Problem requirements: Write the records out again exactly, leaving no images in.
:::::
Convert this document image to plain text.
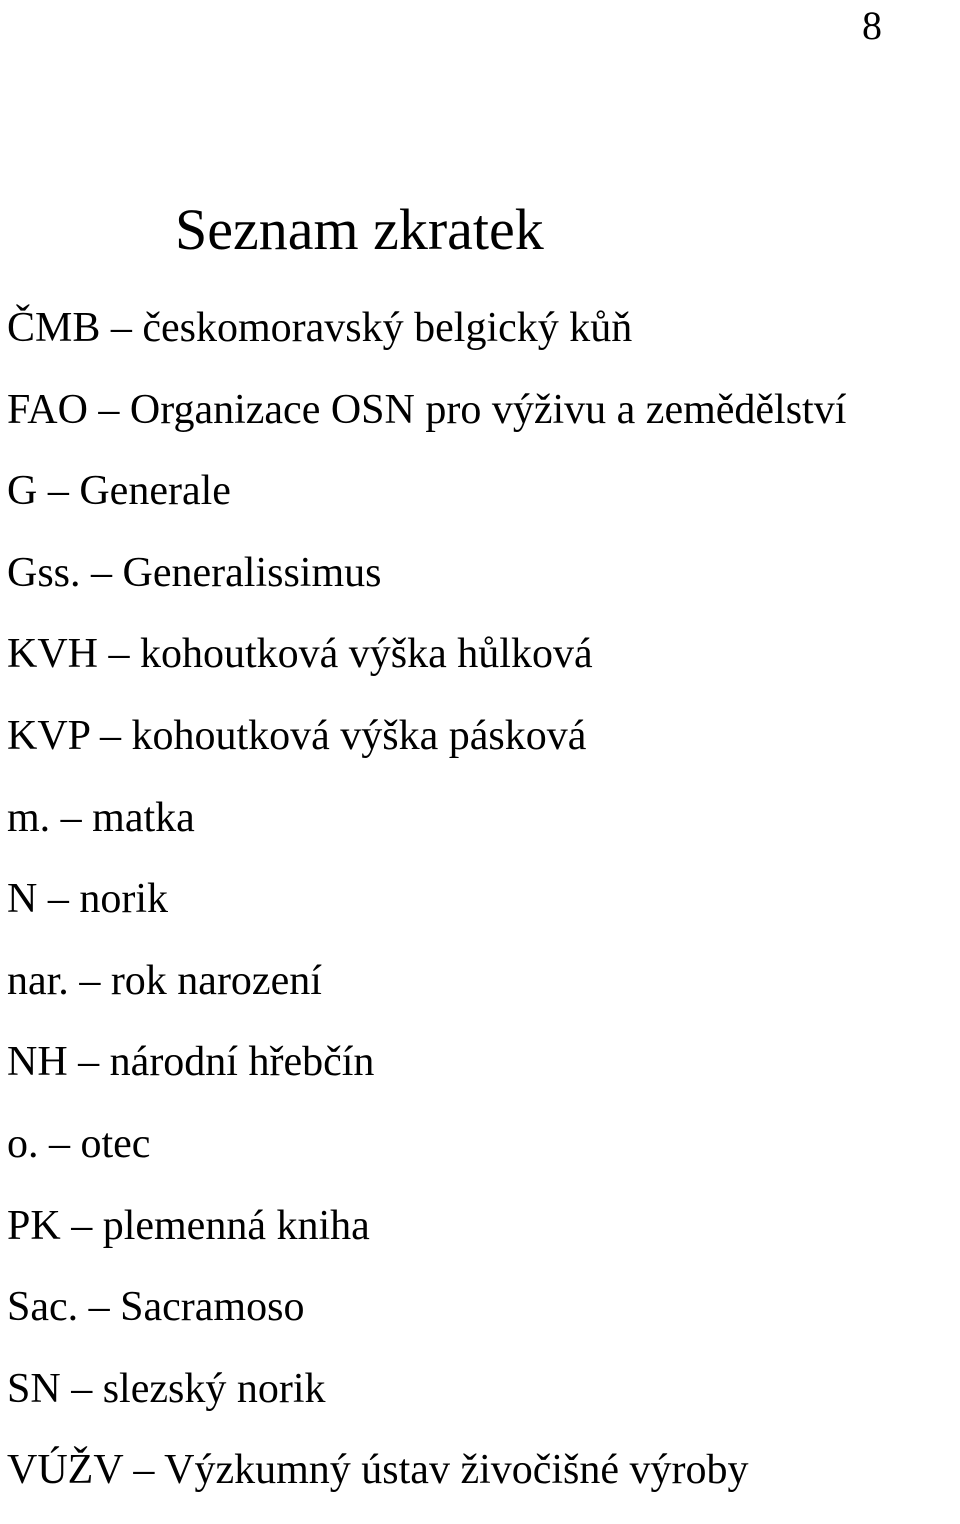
8
Seznam zkratek
ČMB – českomoravský belgický kůň
FAO – Organizace OSN pro výživu a zemědělství
G – Generale
Gss. – Generalissimus
KVH – kohoutková výška hůlková
KVP – kohoutková výška pásková
m. – matka
N – norik
nar. – rok narození
NH – národní hřebčín
o. – otec
PK – plemenná kniha
Sac. – Sacramoso
SN – slezský norik
VÚŽV – Výzkumný ústav živočišné výroby
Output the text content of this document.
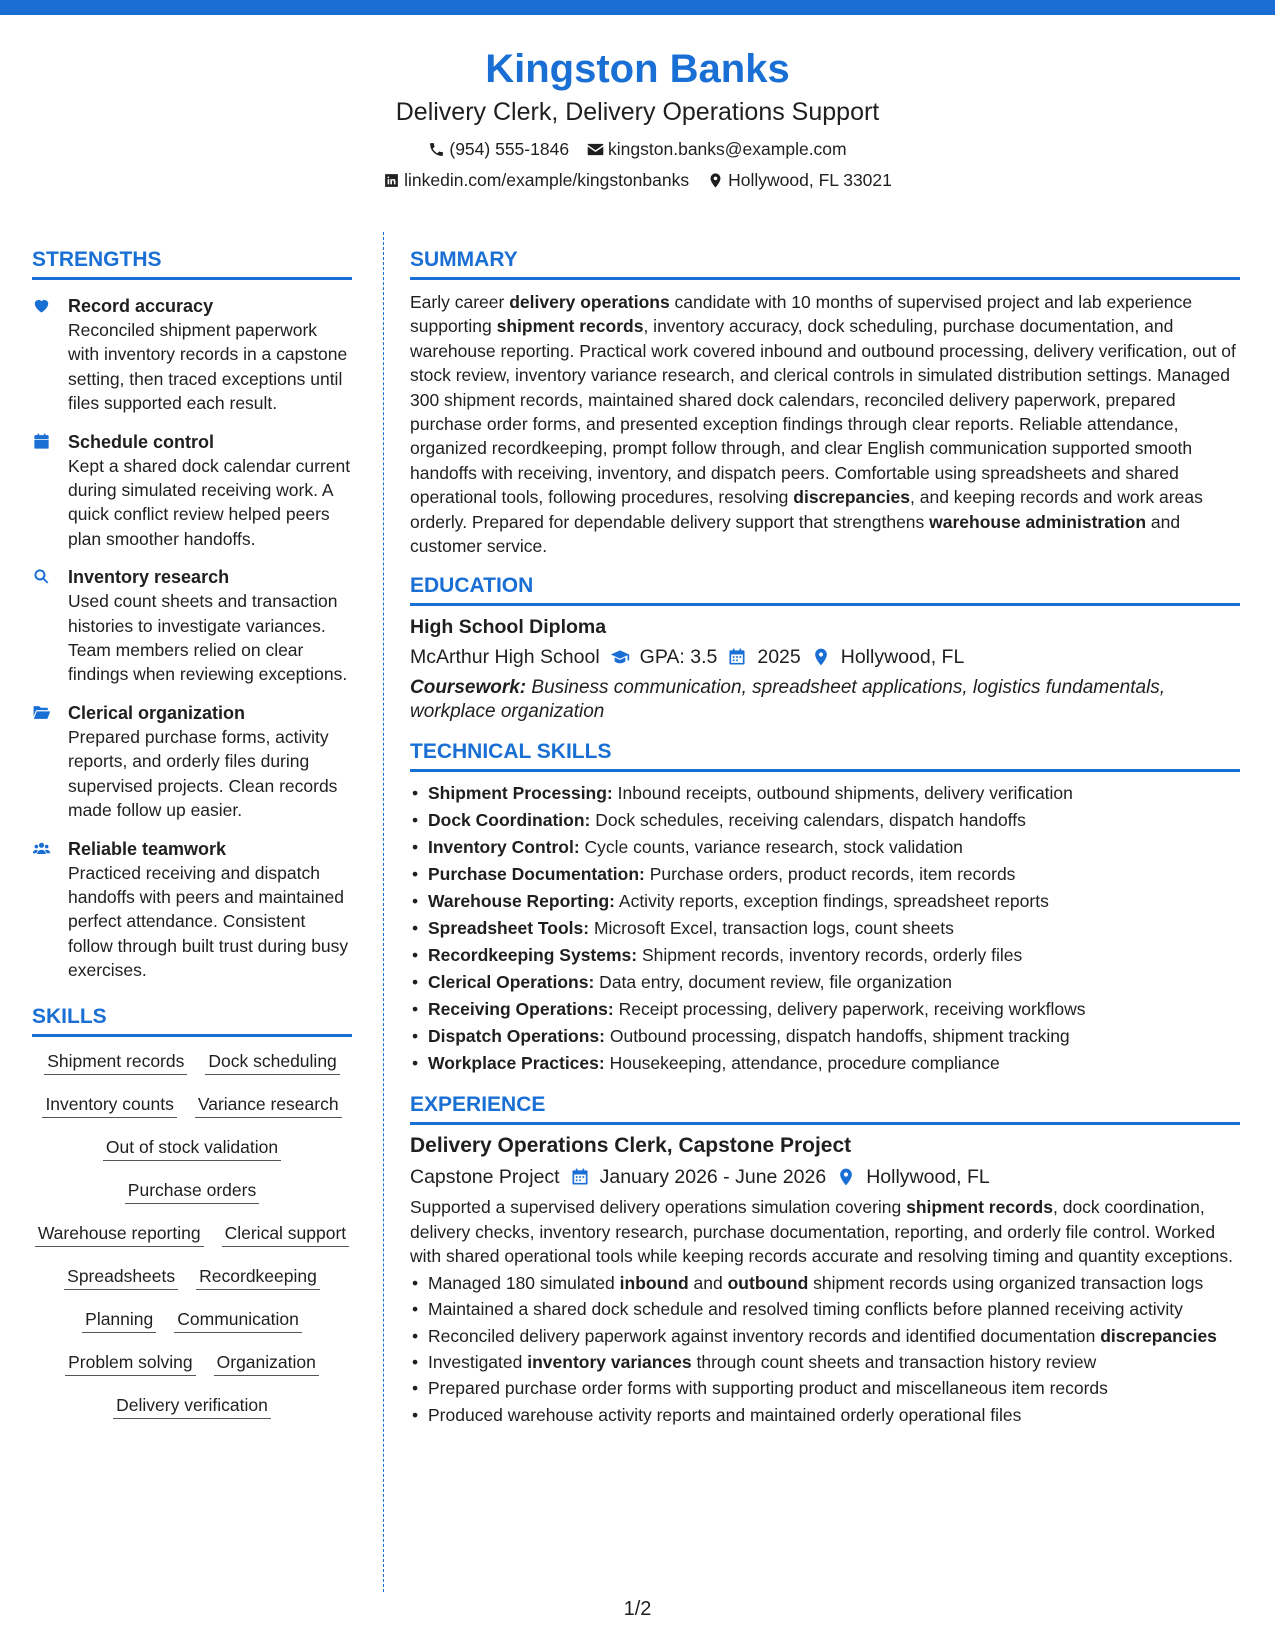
Kingston Banks
Delivery Clerk, Delivery Operations Support
(954) 555-1846 kingston.banks@example.com
linkedin.com/example/kingstonbanks Hollywood, FL 33021
STRENGTHS
Record accuracy
Reconciled shipment paperwork with inventory records in a capstone setting, then traced exceptions until files supported each result.
Schedule control
Kept a shared dock calendar current during simulated receiving work. A quick conflict review helped peers plan smoother handoffs.
Inventory research
Used count sheets and transaction histories to investigate variances. Team members relied on clear findings when reviewing exceptions.
Clerical organization
Prepared purchase forms, activity reports, and orderly files during supervised projects. Clean records made follow up easier.
Reliable teamwork
Practiced receiving and dispatch handoffs with peers and maintained perfect attendance. Consistent follow through built trust during busy exercises.
SKILLS
Shipment records Dock scheduling
Inventory counts Variance research
Out of stock validation
Purchase orders
Warehouse reporting Clerical support
Spreadsheets Recordkeeping
Planning Communication
Problem solving Organization
Delivery verification
SUMMARY
Early career delivery operations candidate with 10 months of supervised project and lab experience supporting shipment records, inventory accuracy, dock scheduling, purchase documentation, and warehouse reporting. Practical work covered inbound and outbound processing, delivery verification, out of stock review, inventory variance research, and clerical controls in simulated distribution settings. Managed 300 shipment records, maintained shared dock calendars, reconciled delivery paperwork, prepared purchase order forms, and presented exception findings through clear reports. Reliable attendance, organized recordkeeping, prompt follow through, and clear English communication supported smooth handoffs with receiving, inventory, and dispatch peers. Comfortable using spreadsheets and shared operational tools, following procedures, resolving discrepancies, and keeping records and work areas orderly. Prepared for dependable delivery support that strengthens warehouse administration and customer service.
EDUCATION
High School Diploma
McArthur High School GPA: 3.5 2025 Hollywood, FL
Coursework: Business communication, spreadsheet applications, logistics fundamentals, workplace organization
TECHNICAL SKILLS
• Shipment Processing: Inbound receipts, outbound shipments, delivery verification
• Dock Coordination: Dock schedules, receiving calendars, dispatch handoffs
• Inventory Control: Cycle counts, variance research, stock validation
• Purchase Documentation: Purchase orders, product records, item records
• Warehouse Reporting: Activity reports, exception findings, spreadsheet reports
• Spreadsheet Tools: Microsoft Excel, transaction logs, count sheets
• Recordkeeping Systems: Shipment records, inventory records, orderly files
• Clerical Operations: Data entry, document review, file organization
• Receiving Operations: Receipt processing, delivery paperwork, receiving workflows
• Dispatch Operations: Outbound processing, dispatch handoffs, shipment tracking
• Workplace Practices: Housekeeping, attendance, procedure compliance
EXPERIENCE
Delivery Operations Clerk, Capstone Project
Capstone Project January 2026 - June 2026 Hollywood, FL
Supported a supervised delivery operations simulation covering shipment records, dock coordination, delivery checks, inventory research, purchase documentation, reporting, and orderly file control. Worked with shared operational tools while keeping records accurate and resolving timing and quantity exceptions.
• Managed 180 simulated inbound and outbound shipment records using organized transaction logs
• Maintained a shared dock schedule and resolved timing conflicts before planned receiving activity
• Reconciled delivery paperwork against inventory records and identified documentation discrepancies
• Investigated inventory variances through count sheets and transaction history review
• Prepared purchase order forms with supporting product and miscellaneous item records
• Produced warehouse activity reports and maintained orderly operational files
1/2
:::::
Expected answer:
Convert this document image to plain text.
8
Seznam zkratek
ČMB – českomoravský belgický kůň
FAO – Organizace OSN pro výživu a zemědělství
G – Generale
Gss. – Generalissimus
KVH – kohoutková výška hůlková
KVP – kohoutková výška pásková
m. – matka
N – norik
nar. – rok narození
NH – národní hřebčín
o. – otec
PK – plemenná kniha
Sac. – Sacramoso
SN – slezský norik
VÚŽV – Výzkumný ústav živočišné výroby
Output the text content of this document.
Kingston Banks
Delivery Clerk, Delivery Operations Support
(954) 555-1846 kingston.banks@example.com
linkedin.com/example/kingstonbanks Hollywood, FL 33021
STRENGTHS
Record accuracy
Reconciled shipment paperwork with inventory records in a capstone setting, then traced exceptions until files supported each result.
Schedule control
Kept a shared dock calendar current during simulated receiving work. A quick conflict review helped peers plan smoother handoffs.
Inventory research
Used count sheets and transaction histories to investigate variances. Team members relied on clear findings when reviewing exceptions.
Clerical organization
Prepared purchase forms, activity reports, and orderly files during supervised projects. Clean records made follow up easier.
Reliable teamwork
Practiced receiving and dispatch handoffs with peers and maintained perfect attendance. Consistent follow through built trust during busy exercises.
SKILLS
Shipment records Dock scheduling
Inventory counts Variance research
Out of stock validation
Purchase orders
Warehouse reporting Clerical support
Spreadsheets Recordkeeping
Planning Communication
Problem solving Organization
Delivery verification
SUMMARY
Early career delivery operations candidate with 10 months of supervised project and lab experience supporting shipment records, inventory accuracy, dock scheduling, purchase documentation, and warehouse reporting. Practical work covered inbound and outbound processing, delivery verification, out of stock review, inventory variance research, and clerical controls in simulated distribution settings. Managed 300 shipment records, maintained shared dock calendars, reconciled delivery paperwork, prepared purchase order forms, and presented exception findings through clear reports. Reliable attendance, organized recordkeeping, prompt follow through, and clear English communication supported smooth handoffs with receiving, inventory, and dispatch peers. Comfortable using spreadsheets and shared operational tools, following procedures, resolving discrepancies, and keeping records and work areas orderly. Prepared for dependable delivery support that strengthens warehouse administration and customer service.
EDUCATION
High School Diploma
McArthur High School GPA: 3.5 2025 Hollywood, FL
Coursework: Business communication, spreadsheet applications, logistics fundamentals, workplace organization
TECHNICAL SKILLS
• Shipment Processing: Inbound receipts, outbound shipments, delivery verification
• Dock Coordination: Dock schedules, receiving calendars, dispatch handoffs
• Inventory Control: Cycle counts, variance research, stock validation
• Purchase Documentation: Purchase orders, product records, item records
• Warehouse Reporting: Activity reports, exception findings, spreadsheet reports
• Spreadsheet Tools: Microsoft Excel, transaction logs, count sheets
• Recordkeeping Systems: Shipment records, inventory records, orderly files
• Clerical Operations: Data entry, document review, file organization
• Receiving Operations: Receipt processing, delivery paperwork, receiving workflows
• Dispatch Operations: Outbound processing, dispatch handoffs, shipment tracking
• Workplace Practices: Housekeeping, attendance, procedure compliance
EXPERIENCE
Delivery Operations Clerk, Capstone Project
Capstone Project January 2026 - June 2026 Hollywood, FL
Supported a supervised delivery operations simulation covering shipment records, dock coordination, delivery checks, inventory research, purchase documentation, reporting, and orderly file control. Worked with shared operational tools while keeping records accurate and resolving timing and quantity exceptions.
• Managed 180 simulated inbound and outbound shipment records using organized transaction logs
• Maintained a shared dock schedule and resolved timing conflicts before planned receiving activity
• Reconciled delivery paperwork against inventory records and identified documentation discrepancies
• Investigated inventory variances through count sheets and transaction history review
• Prepared purchase order forms with supporting product and miscellaneous item records
• Produced warehouse activity reports and maintained orderly operational files
1/2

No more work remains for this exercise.